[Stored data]
-- -- --

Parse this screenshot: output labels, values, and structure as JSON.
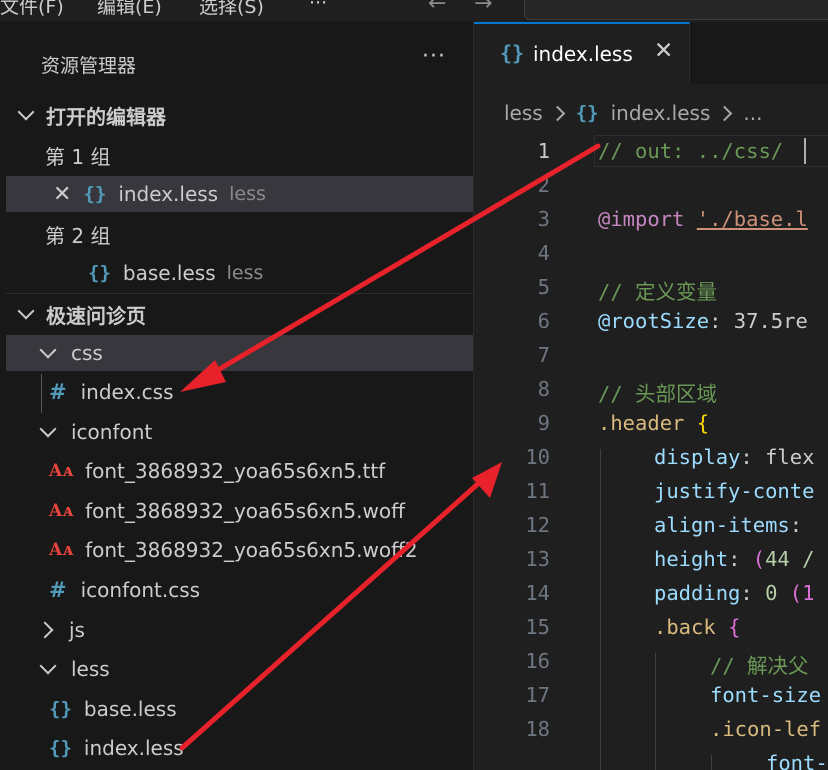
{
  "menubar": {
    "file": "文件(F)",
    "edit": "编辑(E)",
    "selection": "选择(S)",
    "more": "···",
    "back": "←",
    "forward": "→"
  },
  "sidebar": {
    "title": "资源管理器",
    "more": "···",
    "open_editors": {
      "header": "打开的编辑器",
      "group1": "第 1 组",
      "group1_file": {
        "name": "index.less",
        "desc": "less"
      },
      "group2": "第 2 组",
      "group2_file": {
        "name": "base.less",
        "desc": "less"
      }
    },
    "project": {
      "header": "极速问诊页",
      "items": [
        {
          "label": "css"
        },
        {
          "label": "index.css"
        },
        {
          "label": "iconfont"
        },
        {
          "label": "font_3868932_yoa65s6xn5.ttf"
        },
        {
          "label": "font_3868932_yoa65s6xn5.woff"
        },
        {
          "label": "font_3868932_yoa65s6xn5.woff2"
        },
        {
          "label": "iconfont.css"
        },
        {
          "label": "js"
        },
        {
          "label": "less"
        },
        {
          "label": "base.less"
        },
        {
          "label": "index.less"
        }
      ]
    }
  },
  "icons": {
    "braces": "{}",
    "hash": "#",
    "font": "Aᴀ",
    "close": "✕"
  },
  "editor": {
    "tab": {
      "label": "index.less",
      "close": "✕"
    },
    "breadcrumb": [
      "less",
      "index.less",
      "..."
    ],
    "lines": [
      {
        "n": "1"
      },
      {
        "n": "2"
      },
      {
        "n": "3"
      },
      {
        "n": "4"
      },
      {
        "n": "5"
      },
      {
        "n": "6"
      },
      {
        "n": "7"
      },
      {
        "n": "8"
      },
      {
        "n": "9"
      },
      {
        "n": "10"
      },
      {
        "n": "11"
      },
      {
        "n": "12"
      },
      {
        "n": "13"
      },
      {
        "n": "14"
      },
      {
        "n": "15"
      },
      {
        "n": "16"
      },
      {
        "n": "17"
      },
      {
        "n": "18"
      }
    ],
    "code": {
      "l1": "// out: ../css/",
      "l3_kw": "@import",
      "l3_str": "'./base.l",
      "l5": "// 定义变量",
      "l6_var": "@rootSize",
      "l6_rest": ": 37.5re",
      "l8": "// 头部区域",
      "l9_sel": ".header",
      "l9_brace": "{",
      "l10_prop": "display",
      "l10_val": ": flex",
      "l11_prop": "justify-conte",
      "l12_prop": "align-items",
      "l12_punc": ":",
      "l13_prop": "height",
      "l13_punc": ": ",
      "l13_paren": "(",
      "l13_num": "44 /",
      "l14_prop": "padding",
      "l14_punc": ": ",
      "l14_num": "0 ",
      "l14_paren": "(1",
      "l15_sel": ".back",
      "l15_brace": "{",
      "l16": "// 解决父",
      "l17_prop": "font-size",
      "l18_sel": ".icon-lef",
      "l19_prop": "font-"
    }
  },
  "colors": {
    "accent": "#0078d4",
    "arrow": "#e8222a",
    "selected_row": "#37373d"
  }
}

-- -- --

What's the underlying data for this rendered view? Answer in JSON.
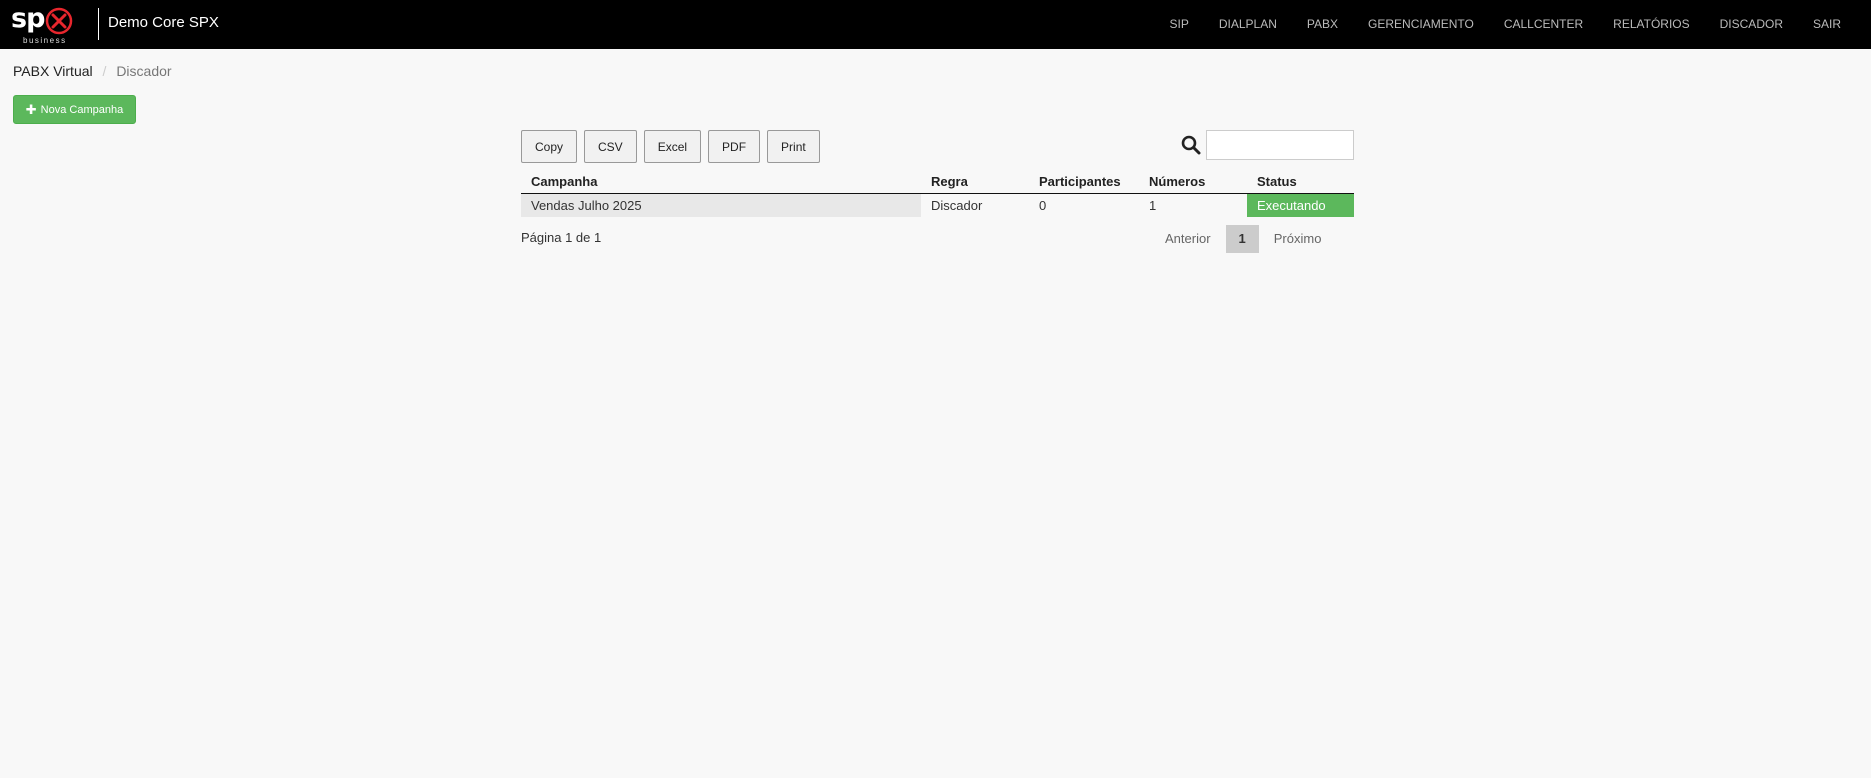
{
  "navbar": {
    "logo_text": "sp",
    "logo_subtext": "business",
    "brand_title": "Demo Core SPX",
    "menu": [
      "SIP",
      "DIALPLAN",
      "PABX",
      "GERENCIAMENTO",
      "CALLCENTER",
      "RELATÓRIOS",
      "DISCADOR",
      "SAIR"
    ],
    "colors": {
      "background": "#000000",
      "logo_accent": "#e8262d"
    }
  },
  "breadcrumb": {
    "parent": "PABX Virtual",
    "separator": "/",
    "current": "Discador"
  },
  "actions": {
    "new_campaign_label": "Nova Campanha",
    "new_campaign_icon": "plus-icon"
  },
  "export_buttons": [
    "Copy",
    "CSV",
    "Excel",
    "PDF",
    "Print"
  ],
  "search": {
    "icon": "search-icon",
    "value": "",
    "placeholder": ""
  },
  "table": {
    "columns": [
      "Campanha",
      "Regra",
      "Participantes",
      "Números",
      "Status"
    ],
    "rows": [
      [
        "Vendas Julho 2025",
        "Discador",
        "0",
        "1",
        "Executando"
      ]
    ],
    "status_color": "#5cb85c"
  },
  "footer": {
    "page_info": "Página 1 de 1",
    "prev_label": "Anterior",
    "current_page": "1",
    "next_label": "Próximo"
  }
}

-- -- --

§ Objective:
Within the material above, find the lines that contain the word "index"; copy them.

§ Answer to the problem:
        "name": "index.less",
          "label": "index.css"
          "label": "index.less"
      "label": "index.less",
      "index.less",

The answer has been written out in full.